» **TASK DATA**
• • •
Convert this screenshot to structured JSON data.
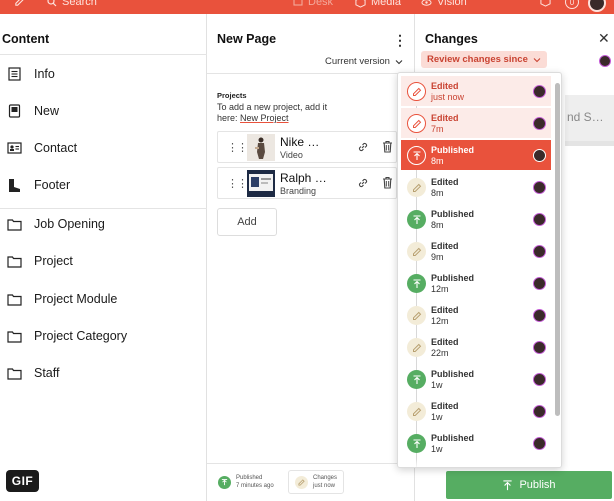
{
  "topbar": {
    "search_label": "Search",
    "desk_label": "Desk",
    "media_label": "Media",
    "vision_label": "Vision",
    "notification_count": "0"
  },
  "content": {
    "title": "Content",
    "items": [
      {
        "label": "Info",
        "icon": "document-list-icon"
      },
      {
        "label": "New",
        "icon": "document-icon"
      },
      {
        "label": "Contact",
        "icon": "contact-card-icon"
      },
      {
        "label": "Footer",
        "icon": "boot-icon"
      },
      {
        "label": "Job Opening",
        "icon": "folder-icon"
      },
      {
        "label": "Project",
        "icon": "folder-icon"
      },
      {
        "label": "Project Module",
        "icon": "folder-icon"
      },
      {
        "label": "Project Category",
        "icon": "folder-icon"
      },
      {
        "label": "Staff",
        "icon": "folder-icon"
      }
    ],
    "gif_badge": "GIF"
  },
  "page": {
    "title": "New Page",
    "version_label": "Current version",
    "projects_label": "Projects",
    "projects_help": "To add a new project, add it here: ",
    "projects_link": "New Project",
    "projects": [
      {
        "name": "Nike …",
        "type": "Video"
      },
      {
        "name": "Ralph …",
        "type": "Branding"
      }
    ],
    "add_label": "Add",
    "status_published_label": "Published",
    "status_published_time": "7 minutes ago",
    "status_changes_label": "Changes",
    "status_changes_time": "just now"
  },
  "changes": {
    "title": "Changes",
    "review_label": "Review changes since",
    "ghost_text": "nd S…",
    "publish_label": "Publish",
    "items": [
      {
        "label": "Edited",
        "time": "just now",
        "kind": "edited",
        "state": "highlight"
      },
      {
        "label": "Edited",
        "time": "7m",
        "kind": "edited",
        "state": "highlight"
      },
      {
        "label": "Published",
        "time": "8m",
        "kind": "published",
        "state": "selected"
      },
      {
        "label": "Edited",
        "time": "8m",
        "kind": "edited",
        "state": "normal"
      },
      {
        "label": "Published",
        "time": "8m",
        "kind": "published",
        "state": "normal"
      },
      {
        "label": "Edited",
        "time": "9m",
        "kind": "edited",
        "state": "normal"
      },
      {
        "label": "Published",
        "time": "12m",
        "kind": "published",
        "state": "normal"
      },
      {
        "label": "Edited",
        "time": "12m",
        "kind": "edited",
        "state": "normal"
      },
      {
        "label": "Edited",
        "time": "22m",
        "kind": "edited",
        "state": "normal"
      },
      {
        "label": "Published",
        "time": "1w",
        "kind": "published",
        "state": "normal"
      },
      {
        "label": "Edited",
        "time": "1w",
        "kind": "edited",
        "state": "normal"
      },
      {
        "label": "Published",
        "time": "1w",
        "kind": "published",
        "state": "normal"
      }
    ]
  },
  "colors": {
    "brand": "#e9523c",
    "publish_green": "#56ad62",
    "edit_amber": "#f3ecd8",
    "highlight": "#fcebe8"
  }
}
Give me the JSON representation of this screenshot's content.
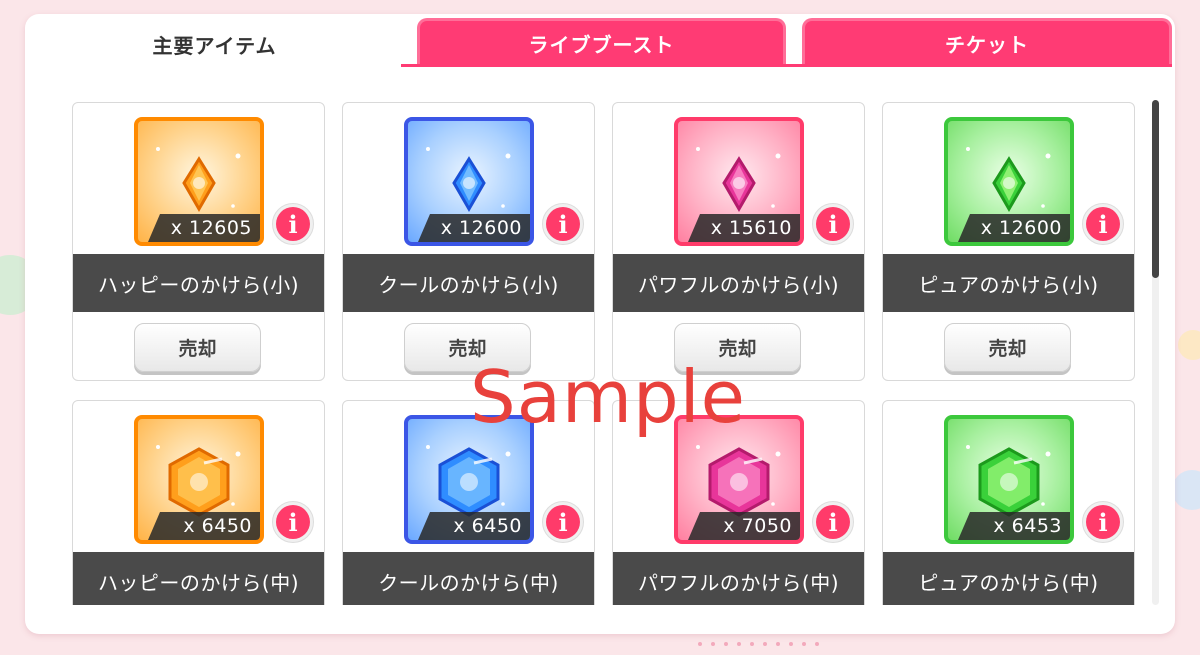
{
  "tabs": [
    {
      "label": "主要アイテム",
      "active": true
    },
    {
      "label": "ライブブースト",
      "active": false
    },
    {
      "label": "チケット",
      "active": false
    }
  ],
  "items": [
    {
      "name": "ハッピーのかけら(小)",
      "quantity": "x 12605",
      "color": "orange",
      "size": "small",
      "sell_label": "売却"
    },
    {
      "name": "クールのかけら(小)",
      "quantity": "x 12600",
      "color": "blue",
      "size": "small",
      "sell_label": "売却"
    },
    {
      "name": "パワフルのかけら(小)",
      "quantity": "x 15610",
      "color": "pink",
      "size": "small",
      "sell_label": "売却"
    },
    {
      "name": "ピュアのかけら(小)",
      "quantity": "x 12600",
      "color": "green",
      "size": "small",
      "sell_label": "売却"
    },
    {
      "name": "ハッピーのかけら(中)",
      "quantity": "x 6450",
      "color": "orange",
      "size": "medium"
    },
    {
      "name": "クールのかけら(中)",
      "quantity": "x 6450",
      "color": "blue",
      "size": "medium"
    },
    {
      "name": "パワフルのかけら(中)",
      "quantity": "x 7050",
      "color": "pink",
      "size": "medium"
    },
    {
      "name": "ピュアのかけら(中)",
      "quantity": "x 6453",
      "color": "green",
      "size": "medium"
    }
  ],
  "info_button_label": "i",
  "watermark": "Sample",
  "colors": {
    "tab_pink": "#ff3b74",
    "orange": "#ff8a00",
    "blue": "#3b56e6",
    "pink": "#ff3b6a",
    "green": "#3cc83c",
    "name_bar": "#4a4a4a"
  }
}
• • •
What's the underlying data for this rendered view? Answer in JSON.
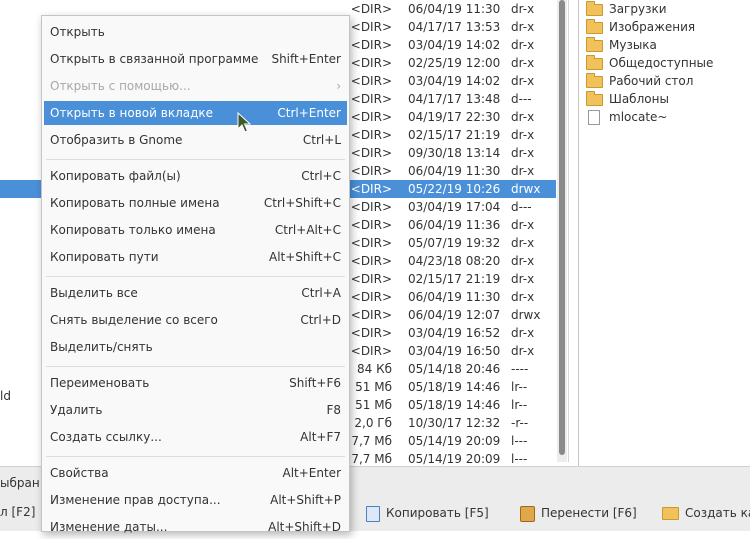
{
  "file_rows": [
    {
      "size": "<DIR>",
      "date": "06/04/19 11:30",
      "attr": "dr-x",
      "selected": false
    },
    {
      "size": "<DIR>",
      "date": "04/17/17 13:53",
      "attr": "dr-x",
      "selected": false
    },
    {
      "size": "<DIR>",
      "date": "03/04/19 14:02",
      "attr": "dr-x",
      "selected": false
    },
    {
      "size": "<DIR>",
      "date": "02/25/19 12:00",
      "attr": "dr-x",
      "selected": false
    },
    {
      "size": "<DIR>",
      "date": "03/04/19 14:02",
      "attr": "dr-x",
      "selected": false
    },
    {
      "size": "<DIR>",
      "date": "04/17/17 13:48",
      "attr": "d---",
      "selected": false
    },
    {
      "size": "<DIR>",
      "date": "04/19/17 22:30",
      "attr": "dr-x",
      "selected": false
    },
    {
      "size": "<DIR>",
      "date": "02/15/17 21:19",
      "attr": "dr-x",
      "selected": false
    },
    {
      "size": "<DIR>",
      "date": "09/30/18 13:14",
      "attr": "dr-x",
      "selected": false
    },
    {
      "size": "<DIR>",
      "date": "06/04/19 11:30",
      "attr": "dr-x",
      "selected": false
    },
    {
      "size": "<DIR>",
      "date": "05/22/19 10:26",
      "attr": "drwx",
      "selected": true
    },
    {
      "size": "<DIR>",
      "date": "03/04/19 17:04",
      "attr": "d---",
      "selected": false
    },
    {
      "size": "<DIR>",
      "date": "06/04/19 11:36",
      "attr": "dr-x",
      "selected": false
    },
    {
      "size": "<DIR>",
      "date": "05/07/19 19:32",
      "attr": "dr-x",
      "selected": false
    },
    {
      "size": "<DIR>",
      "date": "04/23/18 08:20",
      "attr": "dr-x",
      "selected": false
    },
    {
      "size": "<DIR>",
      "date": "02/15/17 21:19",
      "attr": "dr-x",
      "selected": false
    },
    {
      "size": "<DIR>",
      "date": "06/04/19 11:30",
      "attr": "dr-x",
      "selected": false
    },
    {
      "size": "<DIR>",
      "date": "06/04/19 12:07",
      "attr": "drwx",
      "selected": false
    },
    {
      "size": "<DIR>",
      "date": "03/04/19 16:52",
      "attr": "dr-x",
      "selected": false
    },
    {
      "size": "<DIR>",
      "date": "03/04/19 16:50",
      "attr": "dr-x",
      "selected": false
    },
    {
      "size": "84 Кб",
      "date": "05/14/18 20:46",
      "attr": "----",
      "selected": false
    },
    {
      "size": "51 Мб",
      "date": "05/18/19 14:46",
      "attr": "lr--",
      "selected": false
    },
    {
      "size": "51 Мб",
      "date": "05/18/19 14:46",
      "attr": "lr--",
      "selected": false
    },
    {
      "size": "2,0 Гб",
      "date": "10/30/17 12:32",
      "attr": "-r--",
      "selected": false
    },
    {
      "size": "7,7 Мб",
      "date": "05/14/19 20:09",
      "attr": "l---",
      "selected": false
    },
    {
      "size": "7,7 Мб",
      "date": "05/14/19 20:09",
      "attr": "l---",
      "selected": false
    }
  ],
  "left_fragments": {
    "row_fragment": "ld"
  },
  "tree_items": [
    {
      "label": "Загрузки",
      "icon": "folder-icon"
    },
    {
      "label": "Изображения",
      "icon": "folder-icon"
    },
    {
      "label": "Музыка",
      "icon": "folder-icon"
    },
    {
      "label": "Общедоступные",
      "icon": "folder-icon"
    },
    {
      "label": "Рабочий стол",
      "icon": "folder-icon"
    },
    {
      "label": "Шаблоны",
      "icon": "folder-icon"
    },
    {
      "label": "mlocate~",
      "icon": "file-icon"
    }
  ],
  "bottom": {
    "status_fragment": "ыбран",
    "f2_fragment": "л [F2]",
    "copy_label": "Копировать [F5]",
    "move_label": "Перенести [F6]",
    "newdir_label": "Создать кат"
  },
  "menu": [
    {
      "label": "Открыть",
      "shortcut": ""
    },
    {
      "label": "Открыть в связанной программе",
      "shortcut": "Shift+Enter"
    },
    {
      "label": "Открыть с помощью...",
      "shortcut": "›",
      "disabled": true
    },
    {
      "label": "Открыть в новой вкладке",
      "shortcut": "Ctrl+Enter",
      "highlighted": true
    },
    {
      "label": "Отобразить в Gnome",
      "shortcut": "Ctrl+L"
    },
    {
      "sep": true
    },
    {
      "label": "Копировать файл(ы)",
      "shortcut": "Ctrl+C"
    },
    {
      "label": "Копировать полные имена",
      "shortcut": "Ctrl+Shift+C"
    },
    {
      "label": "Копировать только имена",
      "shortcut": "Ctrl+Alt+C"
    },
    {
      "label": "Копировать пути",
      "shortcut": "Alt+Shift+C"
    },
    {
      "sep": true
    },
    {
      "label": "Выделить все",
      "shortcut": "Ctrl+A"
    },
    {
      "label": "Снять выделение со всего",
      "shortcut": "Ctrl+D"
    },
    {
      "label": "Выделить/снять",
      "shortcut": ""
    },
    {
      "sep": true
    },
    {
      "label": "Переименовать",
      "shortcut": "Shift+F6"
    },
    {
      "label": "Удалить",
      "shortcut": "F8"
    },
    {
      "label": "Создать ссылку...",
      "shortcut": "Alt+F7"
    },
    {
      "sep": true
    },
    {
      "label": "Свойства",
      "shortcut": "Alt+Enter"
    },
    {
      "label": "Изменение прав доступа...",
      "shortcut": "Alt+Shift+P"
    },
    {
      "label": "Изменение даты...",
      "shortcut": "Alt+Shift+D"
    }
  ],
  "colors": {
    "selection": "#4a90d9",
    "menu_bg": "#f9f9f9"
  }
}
• • •
» **TASK**
Copy out every line of the data that includes "this".

» **THE RESULT**
Convert this screenshot to structured JSON data.
Give me the JSON representation of this screenshot's content.
What's the underlying data for this rendered view? Answer in JSON.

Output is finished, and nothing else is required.